**Provided material**
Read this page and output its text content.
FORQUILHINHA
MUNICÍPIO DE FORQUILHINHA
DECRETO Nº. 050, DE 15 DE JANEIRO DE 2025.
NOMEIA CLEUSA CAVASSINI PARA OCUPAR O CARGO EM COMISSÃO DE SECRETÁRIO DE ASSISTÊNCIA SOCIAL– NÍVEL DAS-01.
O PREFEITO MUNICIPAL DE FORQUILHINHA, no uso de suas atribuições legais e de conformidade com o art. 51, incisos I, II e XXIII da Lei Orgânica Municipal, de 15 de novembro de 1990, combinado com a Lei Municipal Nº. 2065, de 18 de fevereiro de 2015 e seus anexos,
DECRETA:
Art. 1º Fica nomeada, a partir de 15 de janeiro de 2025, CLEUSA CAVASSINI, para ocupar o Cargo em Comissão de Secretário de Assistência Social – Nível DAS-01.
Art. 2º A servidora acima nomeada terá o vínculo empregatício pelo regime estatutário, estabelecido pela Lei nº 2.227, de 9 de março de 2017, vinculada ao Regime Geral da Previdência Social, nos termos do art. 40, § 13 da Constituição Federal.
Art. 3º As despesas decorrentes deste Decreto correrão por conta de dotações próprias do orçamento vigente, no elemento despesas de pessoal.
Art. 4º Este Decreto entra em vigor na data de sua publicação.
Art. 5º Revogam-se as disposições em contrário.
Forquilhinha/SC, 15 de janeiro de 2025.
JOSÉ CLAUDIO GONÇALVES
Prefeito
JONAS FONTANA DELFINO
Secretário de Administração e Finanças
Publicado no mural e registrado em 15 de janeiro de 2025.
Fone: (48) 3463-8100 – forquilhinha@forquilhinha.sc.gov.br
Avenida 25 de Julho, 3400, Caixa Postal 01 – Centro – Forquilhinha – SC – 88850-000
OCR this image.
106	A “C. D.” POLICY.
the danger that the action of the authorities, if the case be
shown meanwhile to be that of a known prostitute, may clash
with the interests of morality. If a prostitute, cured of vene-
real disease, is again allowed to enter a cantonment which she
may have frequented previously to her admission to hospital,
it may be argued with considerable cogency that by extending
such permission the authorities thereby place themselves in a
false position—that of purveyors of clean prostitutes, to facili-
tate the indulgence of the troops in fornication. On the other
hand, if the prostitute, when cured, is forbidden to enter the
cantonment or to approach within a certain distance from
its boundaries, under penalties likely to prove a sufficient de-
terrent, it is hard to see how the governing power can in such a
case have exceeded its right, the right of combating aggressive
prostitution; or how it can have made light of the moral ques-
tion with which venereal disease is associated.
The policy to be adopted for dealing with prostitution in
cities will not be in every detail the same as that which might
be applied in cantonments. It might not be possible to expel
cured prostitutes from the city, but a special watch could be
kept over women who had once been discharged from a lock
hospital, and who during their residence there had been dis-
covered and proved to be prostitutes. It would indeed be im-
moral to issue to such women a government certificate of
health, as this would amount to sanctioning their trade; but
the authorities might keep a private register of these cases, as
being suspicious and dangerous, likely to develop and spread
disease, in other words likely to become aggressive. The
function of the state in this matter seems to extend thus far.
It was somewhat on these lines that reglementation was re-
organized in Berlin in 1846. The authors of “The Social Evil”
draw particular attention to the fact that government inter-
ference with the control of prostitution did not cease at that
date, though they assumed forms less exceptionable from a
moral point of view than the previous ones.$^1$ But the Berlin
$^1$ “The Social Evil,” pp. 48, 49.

**Exercise instructions**
Return each full line of the entries that contains the word "likely".

**Expected answer**
its boundaries, under penalties likely to prove a sufficient de-
being suspicious and dangerous, likely to develop and spread
disease, in other words likely to become aggressive. The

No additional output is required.